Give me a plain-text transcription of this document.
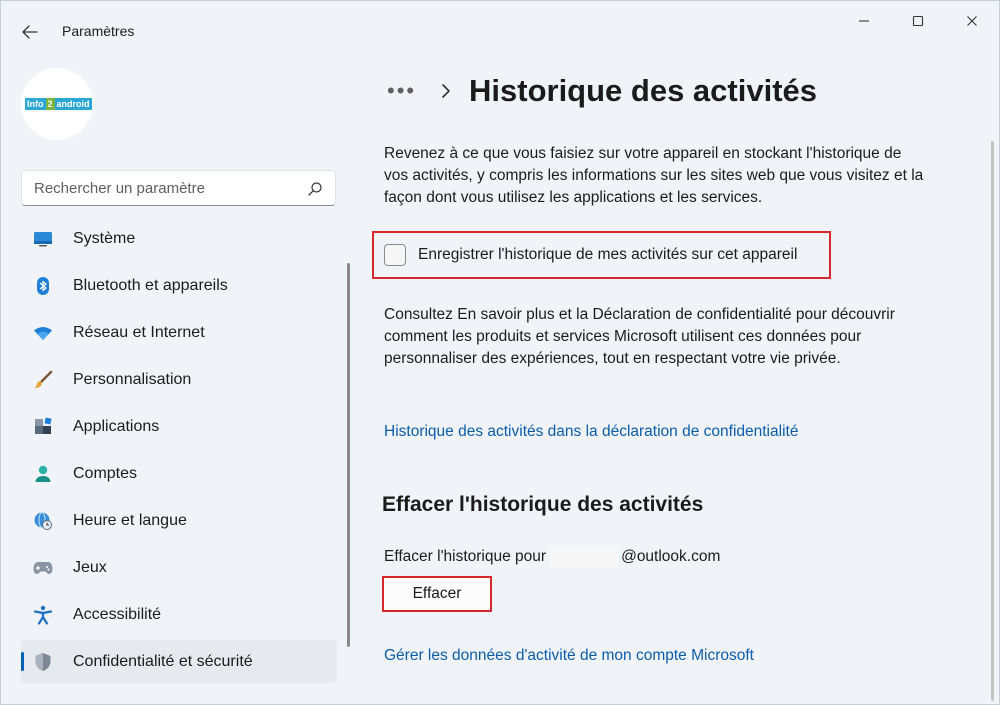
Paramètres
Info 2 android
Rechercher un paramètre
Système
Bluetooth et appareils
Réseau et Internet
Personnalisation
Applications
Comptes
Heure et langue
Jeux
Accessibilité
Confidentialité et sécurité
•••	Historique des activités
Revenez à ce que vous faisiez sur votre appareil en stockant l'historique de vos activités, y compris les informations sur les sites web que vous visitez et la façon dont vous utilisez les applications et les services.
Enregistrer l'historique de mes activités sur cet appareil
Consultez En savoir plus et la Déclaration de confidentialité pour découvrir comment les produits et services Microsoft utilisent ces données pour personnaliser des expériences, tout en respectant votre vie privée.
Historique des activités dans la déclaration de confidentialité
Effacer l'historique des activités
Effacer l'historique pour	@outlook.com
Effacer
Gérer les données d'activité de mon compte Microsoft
──────────────────────────────
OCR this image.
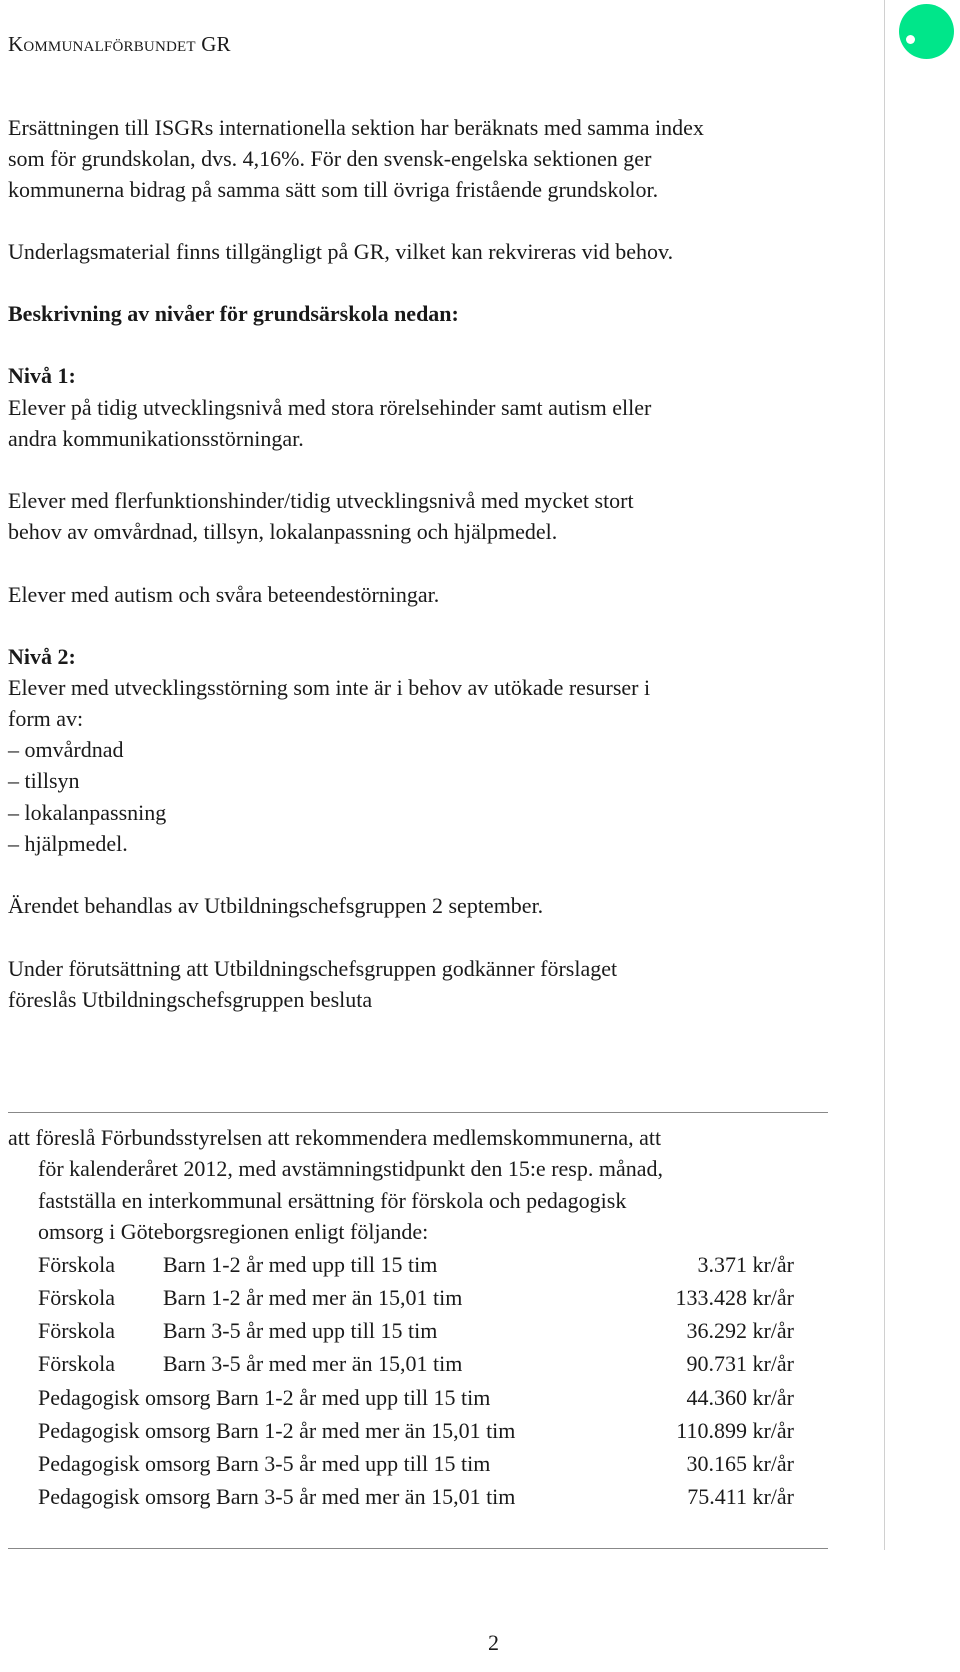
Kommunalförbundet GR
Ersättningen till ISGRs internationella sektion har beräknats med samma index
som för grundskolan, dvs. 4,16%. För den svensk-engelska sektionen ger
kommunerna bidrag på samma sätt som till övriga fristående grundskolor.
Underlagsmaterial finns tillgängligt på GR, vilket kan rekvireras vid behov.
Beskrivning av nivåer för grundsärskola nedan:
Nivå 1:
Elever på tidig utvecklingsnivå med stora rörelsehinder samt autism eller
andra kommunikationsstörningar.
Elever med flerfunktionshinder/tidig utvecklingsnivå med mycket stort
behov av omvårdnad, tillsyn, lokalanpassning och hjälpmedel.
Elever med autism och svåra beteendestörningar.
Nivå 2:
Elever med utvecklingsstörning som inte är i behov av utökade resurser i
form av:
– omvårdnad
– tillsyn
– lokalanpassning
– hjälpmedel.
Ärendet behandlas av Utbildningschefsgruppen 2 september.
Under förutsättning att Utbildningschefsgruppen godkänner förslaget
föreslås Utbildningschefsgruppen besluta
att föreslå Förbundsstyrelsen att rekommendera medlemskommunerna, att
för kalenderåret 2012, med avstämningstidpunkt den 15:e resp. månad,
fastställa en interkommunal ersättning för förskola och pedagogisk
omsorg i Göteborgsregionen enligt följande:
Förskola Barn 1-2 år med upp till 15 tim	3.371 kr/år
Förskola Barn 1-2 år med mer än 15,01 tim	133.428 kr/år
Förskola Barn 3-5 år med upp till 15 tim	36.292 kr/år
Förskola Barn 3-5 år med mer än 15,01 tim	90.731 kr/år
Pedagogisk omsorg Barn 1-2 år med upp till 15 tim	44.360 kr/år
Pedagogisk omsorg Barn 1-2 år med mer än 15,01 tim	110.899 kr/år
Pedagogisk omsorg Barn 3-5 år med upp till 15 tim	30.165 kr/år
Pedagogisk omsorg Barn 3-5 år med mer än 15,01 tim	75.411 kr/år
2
──────────────────────────────
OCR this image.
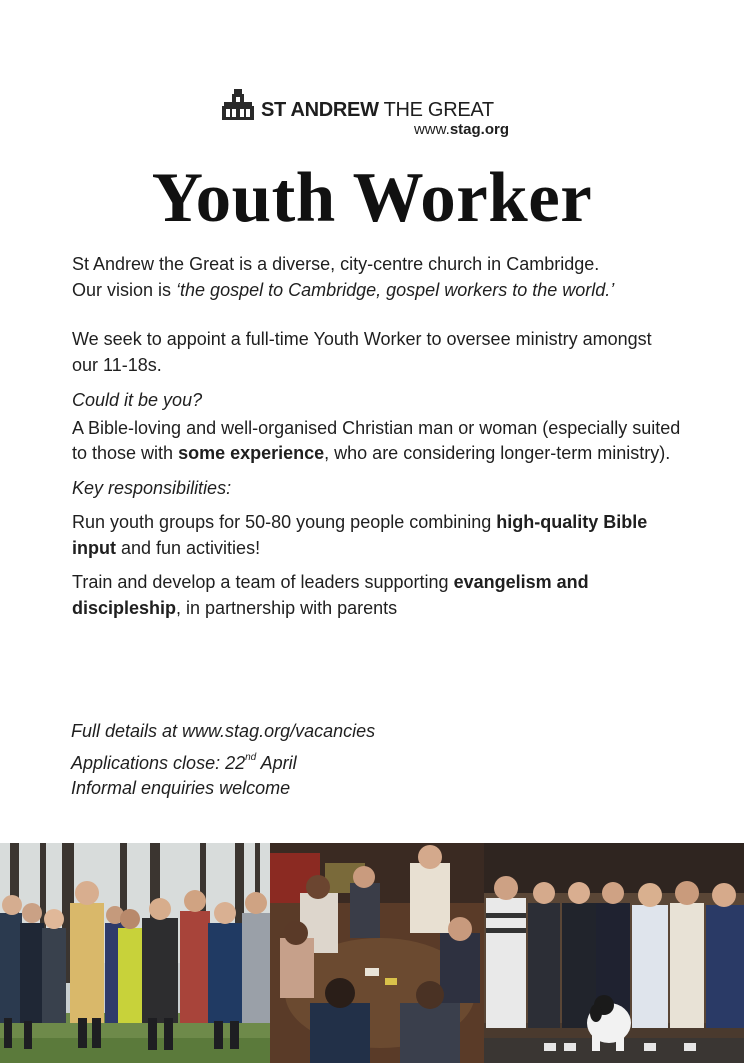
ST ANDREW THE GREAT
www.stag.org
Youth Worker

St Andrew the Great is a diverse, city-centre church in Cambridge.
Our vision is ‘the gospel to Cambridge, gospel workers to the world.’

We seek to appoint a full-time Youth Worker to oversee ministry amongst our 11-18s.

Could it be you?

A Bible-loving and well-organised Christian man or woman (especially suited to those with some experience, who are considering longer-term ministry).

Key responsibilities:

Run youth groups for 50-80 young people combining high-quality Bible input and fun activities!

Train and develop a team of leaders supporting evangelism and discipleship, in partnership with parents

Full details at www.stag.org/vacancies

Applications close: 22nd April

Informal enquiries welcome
──────────────────────────────
■ **Directions**
A line counts if it holds the word "tidig". How many lines of the entries count? Give the number only.

■ **Task result**
2